# Task description
Transcribe all of the data exactly. Omit the pictures.

# Listed entries
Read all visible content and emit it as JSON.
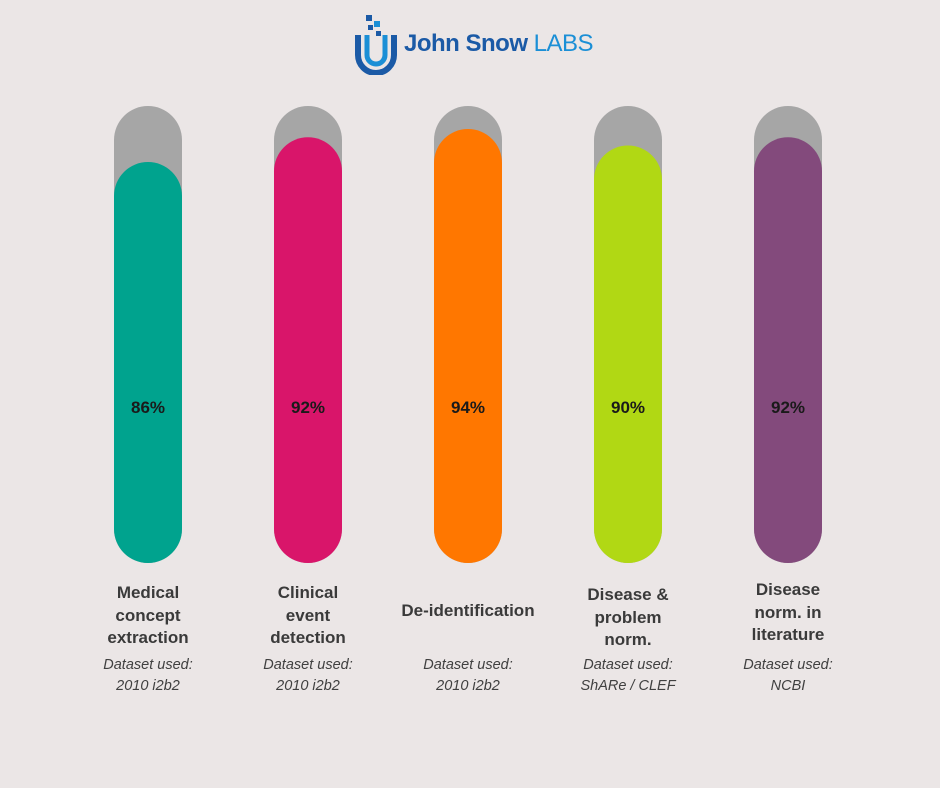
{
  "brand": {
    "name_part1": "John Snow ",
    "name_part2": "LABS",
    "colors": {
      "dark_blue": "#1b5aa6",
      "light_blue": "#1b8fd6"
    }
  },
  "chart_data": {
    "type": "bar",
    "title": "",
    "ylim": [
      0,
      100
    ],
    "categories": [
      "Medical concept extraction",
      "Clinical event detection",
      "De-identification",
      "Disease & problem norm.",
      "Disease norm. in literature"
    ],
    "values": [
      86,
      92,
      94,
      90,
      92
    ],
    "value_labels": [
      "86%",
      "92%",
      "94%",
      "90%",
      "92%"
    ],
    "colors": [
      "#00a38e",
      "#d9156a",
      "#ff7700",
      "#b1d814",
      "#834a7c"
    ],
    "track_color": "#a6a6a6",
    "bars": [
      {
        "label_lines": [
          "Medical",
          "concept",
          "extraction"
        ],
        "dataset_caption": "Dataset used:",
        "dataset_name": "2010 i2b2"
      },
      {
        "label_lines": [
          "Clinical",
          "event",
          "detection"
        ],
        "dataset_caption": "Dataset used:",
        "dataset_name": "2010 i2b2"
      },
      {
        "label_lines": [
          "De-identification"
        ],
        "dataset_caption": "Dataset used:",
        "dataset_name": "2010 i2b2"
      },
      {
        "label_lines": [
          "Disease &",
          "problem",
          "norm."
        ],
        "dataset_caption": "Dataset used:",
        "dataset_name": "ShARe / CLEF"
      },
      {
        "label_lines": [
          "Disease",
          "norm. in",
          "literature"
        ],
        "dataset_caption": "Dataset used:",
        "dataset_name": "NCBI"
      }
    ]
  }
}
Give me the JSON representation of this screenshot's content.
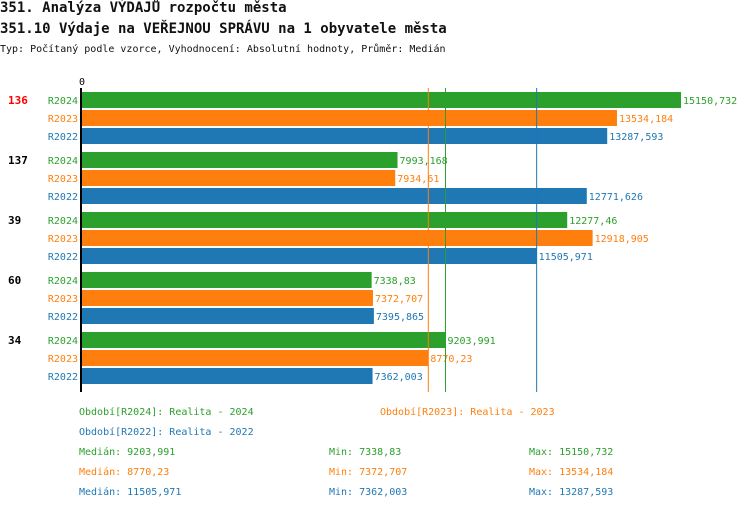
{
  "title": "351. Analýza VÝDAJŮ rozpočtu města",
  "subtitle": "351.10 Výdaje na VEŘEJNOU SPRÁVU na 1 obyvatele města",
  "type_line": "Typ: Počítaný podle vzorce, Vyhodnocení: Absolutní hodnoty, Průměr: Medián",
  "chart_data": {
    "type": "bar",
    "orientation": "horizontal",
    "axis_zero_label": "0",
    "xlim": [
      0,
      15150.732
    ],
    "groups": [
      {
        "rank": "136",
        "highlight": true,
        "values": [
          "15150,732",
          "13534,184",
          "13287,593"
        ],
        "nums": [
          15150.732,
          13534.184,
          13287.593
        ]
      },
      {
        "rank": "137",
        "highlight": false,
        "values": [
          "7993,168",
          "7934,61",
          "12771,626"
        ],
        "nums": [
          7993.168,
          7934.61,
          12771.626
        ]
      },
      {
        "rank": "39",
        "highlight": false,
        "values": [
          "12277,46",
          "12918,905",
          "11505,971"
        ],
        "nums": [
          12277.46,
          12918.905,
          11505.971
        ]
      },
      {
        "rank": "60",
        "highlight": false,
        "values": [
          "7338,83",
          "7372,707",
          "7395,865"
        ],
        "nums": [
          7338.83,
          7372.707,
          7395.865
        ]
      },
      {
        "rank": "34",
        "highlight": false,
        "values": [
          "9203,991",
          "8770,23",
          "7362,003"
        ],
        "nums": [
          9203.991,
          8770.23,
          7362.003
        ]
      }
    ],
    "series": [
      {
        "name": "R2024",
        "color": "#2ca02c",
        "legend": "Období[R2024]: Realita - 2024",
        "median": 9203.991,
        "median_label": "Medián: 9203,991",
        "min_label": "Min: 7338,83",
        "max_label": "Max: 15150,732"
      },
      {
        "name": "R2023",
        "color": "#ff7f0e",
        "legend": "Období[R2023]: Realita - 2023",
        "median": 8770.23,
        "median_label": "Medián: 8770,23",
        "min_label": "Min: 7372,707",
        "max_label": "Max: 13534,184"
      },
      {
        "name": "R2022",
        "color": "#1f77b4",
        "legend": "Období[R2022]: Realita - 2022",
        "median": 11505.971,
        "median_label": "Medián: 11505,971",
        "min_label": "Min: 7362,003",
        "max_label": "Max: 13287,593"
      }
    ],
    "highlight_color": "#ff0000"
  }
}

# Reply
Read all visible content and emit it as JSON.
{
  "brand": {
    "name_part1": "John Snow ",
    "name_part2": "LABS",
    "colors": {
      "dark_blue": "#1b5aa6",
      "light_blue": "#1b8fd6"
    }
  },
  "chart_data": {
    "type": "bar",
    "title": "",
    "ylim": [
      0,
      100
    ],
    "categories": [
      "Medical concept extraction",
      "Clinical event detection",
      "De-identification",
      "Disease & problem norm.",
      "Disease norm. in literature"
    ],
    "values": [
      86,
      92,
      94,
      90,
      92
    ],
    "value_labels": [
      "86%",
      "92%",
      "94%",
      "90%",
      "92%"
    ],
    "colors": [
      "#00a38e",
      "#d9156a",
      "#ff7700",
      "#b1d814",
      "#834a7c"
    ],
    "track_color": "#a6a6a6",
    "bars": [
      {
        "label_lines": [
          "Medical",
          "concept",
          "extraction"
        ],
        "dataset_caption": "Dataset used:",
        "dataset_name": "2010 i2b2"
      },
      {
        "label_lines": [
          "Clinical",
          "event",
          "detection"
        ],
        "dataset_caption": "Dataset used:",
        "dataset_name": "2010 i2b2"
      },
      {
        "label_lines": [
          "De-identification"
        ],
        "dataset_caption": "Dataset used:",
        "dataset_name": "2010 i2b2"
      },
      {
        "label_lines": [
          "Disease &",
          "problem",
          "norm."
        ],
        "dataset_caption": "Dataset used:",
        "dataset_name": "ShARe / CLEF"
      },
      {
        "label_lines": [
          "Disease",
          "norm. in",
          "literature"
        ],
        "dataset_caption": "Dataset used:",
        "dataset_name": "NCBI"
      }
    ]
  }
}
Give me the JSON representation of this screenshot's content.
{
  "title": "351. Analýza VÝDAJŮ rozpočtu města",
  "subtitle": "351.10 Výdaje na VEŘEJNOU SPRÁVU na 1 obyvatele města",
  "type_line": "Typ: Počítaný podle vzorce, Vyhodnocení: Absolutní hodnoty, Průměr: Medián",
  "chart_data": {
    "type": "bar",
    "orientation": "horizontal",
    "axis_zero_label": "0",
    "xlim": [
      0,
      15150.732
    ],
    "groups": [
      {
        "rank": "136",
        "highlight": true,
        "values": [
          "15150,732",
          "13534,184",
          "13287,593"
        ],
        "nums": [
          15150.732,
          13534.184,
          13287.593
        ]
      },
      {
        "rank": "137",
        "highlight": false,
        "values": [
          "7993,168",
          "7934,61",
          "12771,626"
        ],
        "nums": [
          7993.168,
          7934.61,
          12771.626
        ]
      },
      {
        "rank": "39",
        "highlight": false,
        "values": [
          "12277,46",
          "12918,905",
          "11505,971"
        ],
        "nums": [
          12277.46,
          12918.905,
          11505.971
        ]
      },
      {
        "rank": "60",
        "highlight": false,
        "values": [
          "7338,83",
          "7372,707",
          "7395,865"
        ],
        "nums": [
          7338.83,
          7372.707,
          7395.865
        ]
      },
      {
        "rank": "34",
        "highlight": false,
        "values": [
          "9203,991",
          "8770,23",
          "7362,003"
        ],
        "nums": [
          9203.991,
          8770.23,
          7362.003
        ]
      }
    ],
    "series": [
      {
        "name": "R2024",
        "color": "#2ca02c",
        "legend": "Období[R2024]: Realita - 2024",
        "median": 9203.991,
        "median_label": "Medián: 9203,991",
        "min_label": "Min: 7338,83",
        "max_label": "Max: 15150,732"
      },
      {
        "name": "R2023",
        "color": "#ff7f0e",
        "legend": "Období[R2023]: Realita - 2023",
        "median": 8770.23,
        "median_label": "Medián: 8770,23",
        "min_label": "Min: 7372,707",
        "max_label": "Max: 13534,184"
      },
      {
        "name": "R2022",
        "color": "#1f77b4",
        "legend": "Období[R2022]: Realita - 2022",
        "median": 11505.971,
        "median_label": "Medián: 11505,971",
        "min_label": "Min: 7362,003",
        "max_label": "Max: 13287,593"
      }
    ],
    "highlight_color": "#ff0000"
  }
}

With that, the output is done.